▶ **Required work**:
You are to retype all of the data exactly as it appears.

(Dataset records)
↓

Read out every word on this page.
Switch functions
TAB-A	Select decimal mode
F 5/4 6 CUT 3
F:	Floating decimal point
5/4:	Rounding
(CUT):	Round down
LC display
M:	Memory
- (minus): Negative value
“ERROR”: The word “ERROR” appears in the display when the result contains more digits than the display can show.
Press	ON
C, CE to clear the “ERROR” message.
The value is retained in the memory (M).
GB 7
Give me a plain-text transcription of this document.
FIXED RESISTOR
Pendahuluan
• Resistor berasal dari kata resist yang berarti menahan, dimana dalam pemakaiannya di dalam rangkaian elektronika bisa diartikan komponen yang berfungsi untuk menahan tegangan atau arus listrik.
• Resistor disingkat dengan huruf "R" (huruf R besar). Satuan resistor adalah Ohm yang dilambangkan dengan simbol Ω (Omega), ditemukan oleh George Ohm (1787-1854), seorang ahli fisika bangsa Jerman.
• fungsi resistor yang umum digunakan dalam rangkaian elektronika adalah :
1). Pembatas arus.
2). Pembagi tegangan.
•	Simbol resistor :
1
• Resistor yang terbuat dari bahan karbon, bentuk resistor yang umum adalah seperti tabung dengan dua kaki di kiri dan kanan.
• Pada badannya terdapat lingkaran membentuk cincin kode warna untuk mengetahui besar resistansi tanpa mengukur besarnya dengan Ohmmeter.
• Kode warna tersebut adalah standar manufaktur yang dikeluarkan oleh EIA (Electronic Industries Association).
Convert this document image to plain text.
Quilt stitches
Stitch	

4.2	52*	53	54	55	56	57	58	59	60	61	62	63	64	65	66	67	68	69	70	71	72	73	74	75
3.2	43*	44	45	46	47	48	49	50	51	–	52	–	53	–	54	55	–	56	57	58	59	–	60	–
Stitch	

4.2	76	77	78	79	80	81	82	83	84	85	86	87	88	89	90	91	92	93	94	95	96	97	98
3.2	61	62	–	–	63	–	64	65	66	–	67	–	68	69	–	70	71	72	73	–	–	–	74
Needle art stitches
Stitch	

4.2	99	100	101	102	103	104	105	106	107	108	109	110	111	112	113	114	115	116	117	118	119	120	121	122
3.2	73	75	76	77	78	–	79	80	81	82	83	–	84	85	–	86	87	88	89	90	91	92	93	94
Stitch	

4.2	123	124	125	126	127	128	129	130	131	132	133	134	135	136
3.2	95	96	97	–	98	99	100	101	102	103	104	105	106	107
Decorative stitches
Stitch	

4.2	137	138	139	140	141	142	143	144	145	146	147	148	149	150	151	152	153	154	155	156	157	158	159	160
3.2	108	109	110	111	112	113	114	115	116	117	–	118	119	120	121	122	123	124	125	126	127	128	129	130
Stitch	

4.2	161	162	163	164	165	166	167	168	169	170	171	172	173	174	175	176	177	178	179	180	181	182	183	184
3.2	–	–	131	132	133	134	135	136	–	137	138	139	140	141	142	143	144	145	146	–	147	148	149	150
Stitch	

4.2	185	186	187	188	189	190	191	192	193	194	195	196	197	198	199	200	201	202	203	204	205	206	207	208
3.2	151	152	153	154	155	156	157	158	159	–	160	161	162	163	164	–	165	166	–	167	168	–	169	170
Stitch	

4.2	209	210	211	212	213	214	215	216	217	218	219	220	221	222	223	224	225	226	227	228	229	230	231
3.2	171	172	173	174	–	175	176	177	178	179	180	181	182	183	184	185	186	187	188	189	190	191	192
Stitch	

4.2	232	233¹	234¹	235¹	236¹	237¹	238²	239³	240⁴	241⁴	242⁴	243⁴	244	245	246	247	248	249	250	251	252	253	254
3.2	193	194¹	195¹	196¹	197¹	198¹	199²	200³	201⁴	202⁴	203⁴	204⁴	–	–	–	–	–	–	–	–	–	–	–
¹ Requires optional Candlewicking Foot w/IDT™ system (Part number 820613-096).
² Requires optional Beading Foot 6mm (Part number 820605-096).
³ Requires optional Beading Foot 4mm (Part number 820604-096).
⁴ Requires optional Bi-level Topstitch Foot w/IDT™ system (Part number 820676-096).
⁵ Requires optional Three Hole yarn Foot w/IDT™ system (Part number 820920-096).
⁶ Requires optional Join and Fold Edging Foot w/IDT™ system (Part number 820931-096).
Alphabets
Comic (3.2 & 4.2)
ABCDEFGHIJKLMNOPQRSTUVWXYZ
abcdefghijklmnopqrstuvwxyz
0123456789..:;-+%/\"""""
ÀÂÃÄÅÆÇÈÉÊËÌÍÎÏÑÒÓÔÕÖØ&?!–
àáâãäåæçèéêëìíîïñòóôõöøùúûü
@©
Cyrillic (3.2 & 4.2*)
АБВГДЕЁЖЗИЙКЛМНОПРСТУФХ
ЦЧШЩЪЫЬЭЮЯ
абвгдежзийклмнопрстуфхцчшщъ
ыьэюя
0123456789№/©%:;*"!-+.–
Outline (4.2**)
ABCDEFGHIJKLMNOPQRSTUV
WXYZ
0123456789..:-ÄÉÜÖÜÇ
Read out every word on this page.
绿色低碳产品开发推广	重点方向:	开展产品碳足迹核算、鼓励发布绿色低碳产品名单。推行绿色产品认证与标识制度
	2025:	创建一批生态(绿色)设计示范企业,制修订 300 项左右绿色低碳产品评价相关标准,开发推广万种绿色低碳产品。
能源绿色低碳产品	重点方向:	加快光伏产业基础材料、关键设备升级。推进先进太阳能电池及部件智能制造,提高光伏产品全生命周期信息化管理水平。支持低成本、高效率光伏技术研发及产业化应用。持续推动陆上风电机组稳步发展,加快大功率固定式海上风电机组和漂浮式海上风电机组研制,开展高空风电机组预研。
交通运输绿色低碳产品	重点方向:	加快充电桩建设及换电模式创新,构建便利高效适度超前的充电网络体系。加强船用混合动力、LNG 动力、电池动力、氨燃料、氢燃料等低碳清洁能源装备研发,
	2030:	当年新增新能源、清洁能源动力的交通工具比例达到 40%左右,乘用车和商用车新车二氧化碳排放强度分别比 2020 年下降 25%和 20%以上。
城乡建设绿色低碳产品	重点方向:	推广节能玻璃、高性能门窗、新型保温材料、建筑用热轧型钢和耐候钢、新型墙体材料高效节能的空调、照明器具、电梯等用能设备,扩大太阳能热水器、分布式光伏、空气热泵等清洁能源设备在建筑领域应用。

↑

▶ **Reply**:
Read out every word on this page.
Switch functions
TAB-A	Select decimal mode
F 5/4 6 CUT 3
F:	Floating decimal point
5/4:	Rounding
(CUT):	Round down
LC display
M:	Memory
- (minus): Negative value
“ERROR”: The word “ERROR” appears in the display when the result contains more digits than the display can show.
Press	ON
C, CE to clear the “ERROR” message.
The value is retained in the memory (M).
GB 7
Give me a plain-text transcription of this document.
FIXED RESISTOR
Pendahuluan
• Resistor berasal dari kata resist yang berarti menahan, dimana dalam pemakaiannya di dalam rangkaian elektronika bisa diartikan komponen yang berfungsi untuk menahan tegangan atau arus listrik.
• Resistor disingkat dengan huruf "R" (huruf R besar). Satuan resistor adalah Ohm yang dilambangkan dengan simbol Ω (Omega), ditemukan oleh George Ohm (1787-1854), seorang ahli fisika bangsa Jerman.
• fungsi resistor yang umum digunakan dalam rangkaian elektronika adalah :
1). Pembatas arus.
2). Pembagi tegangan.
•	Simbol resistor :
1
• Resistor yang terbuat dari bahan karbon, bentuk resistor yang umum adalah seperti tabung dengan dua kaki di kiri dan kanan.
• Pada badannya terdapat lingkaran membentuk cincin kode warna untuk mengetahui besar resistansi tanpa mengukur besarnya dengan Ohmmeter.
• Kode warna tersebut adalah standar manufaktur yang dikeluarkan oleh EIA (Electronic Industries Association).
Convert this document image to plain text.
Quilt stitches
Stitch	

4.2	52*	53	54	55	56	57	58	59	60	61	62	63	64	65	66	67	68	69	70	71	72	73	74	75
3.2	43*	44	45	46	47	48	49	50	51	–	52	–	53	–	54	55	–	56	57	58	59	–	60	–
Stitch	

4.2	76	77	78	79	80	81	82	83	84	85	86	87	88	89	90	91	92	93	94	95	96	97	98
3.2	61	62	–	–	63	–	64	65	66	–	67	–	68	69	–	70	71	72	73	–	–	–	74
Needle art stitches
Stitch	

4.2	99	100	101	102	103	104	105	106	107	108	109	110	111	112	113	114	115	116	117	118	119	120	121	122
3.2	73	75	76	77	78	–	79	80	81	82	83	–	84	85	–	86	87	88	89	90	91	92	93	94
Stitch	

4.2	123	124	125	126	127	128	129	130	131	132	133	134	135	136
3.2	95	96	97	–	98	99	100	101	102	103	104	105	106	107
Decorative stitches
Stitch	

4.2	137	138	139	140	141	142	143	144	145	146	147	148	149	150	151	152	153	154	155	156	157	158	159	160
3.2	108	109	110	111	112	113	114	115	116	117	–	118	119	120	121	122	123	124	125	126	127	128	129	130
Stitch	

4.2	161	162	163	164	165	166	167	168	169	170	171	172	173	174	175	176	177	178	179	180	181	182	183	184
3.2	–	–	131	132	133	134	135	136	–	137	138	139	140	141	142	143	144	145	146	–	147	148	149	150
Stitch	

4.2	185	186	187	188	189	190	191	192	193	194	195	196	197	198	199	200	201	202	203	204	205	206	207	208
3.2	151	152	153	154	155	156	157	158	159	–	160	161	162	163	164	–	165	166	–	167	168	–	169	170
Stitch	

4.2	209	210	211	212	213	214	215	216	217	218	219	220	221	222	223	224	225	226	227	228	229	230	231
3.2	171	172	173	174	–	175	176	177	178	179	180	181	182	183	184	185	186	187	188	189	190	191	192
Stitch	

4.2	232	233¹	234¹	235¹	236¹	237¹	238²	239³	240⁴	241⁴	242⁴	243⁴	244	245	246	247	248	249	250	251	252	253	254
3.2	193	194¹	195¹	196¹	197¹	198¹	199²	200³	201⁴	202⁴	203⁴	204⁴	–	–	–	–	–	–	–	–	–	–	–
¹ Requires optional Candlewicking Foot w/IDT™ system (Part number 820613-096).
² Requires optional Beading Foot 6mm (Part number 820605-096).
³ Requires optional Beading Foot 4mm (Part number 820604-096).
⁴ Requires optional Bi-level Topstitch Foot w/IDT™ system (Part number 820676-096).
⁵ Requires optional Three Hole yarn Foot w/IDT™ system (Part number 820920-096).
⁶ Requires optional Join and Fold Edging Foot w/IDT™ system (Part number 820931-096).
Alphabets
Comic (3.2 & 4.2)
ABCDEFGHIJKLMNOPQRSTUVWXYZ
abcdefghijklmnopqrstuvwxyz
0123456789..:;-+%/\"""""
ÀÂÃÄÅÆÇÈÉÊËÌÍÎÏÑÒÓÔÕÖØ&?!–
àáâãäåæçèéêëìíîïñòóôõöøùúûü
@©
Cyrillic (3.2 & 4.2*)
АБВГДЕЁЖЗИЙКЛМНОПРСТУФХ
ЦЧШЩЪЫЬЭЮЯ
абвгдежзийклмнопрстуфхцчшщъ
ыьэюя
0123456789№/©%:;*"!-+.–
Outline (4.2**)
ABCDEFGHIJKLMNOPQRSTUV
WXYZ
0123456789..:-ÄÉÜÖÜÇ
Read out every word on this page.
绿色低碳产品开发推广	重点方向:	开展产品碳足迹核算、鼓励发布绿色低碳产品名单。推行绿色产品认证与标识制度
	2025:	创建一批生态(绿色)设计示范企业,制修订 300 项左右绿色低碳产品评价相关标准,开发推广万种绿色低碳产品。
能源绿色低碳产品	重点方向:	加快光伏产业基础材料、关键设备升级。推进先进太阳能电池及部件智能制造,提高光伏产品全生命周期信息化管理水平。支持低成本、高效率光伏技术研发及产业化应用。持续推动陆上风电机组稳步发展,加快大功率固定式海上风电机组和漂浮式海上风电机组研制,开展高空风电机组预研。
交通运输绿色低碳产品	重点方向:	加快充电桩建设及换电模式创新,构建便利高效适度超前的充电网络体系。加强船用混合动力、LNG 动力、电池动力、氨燃料、氢燃料等低碳清洁能源装备研发,
	2030:	当年新增新能源、清洁能源动力的交通工具比例达到 40%左右,乘用车和商用车新车二氧化碳排放强度分别比 2020 年下降 25%和 20%以上。
城乡建设绿色低碳产品	重点方向:	推广节能玻璃、高性能门窗、新型保温材料、建筑用热轧型钢和耐候钢、新型墙体材料高效节能的空调、照明器具、电梯等用能设备,扩大太阳能热水器、分布式光伏、空气热泵等清洁能源设备在建筑领域应用。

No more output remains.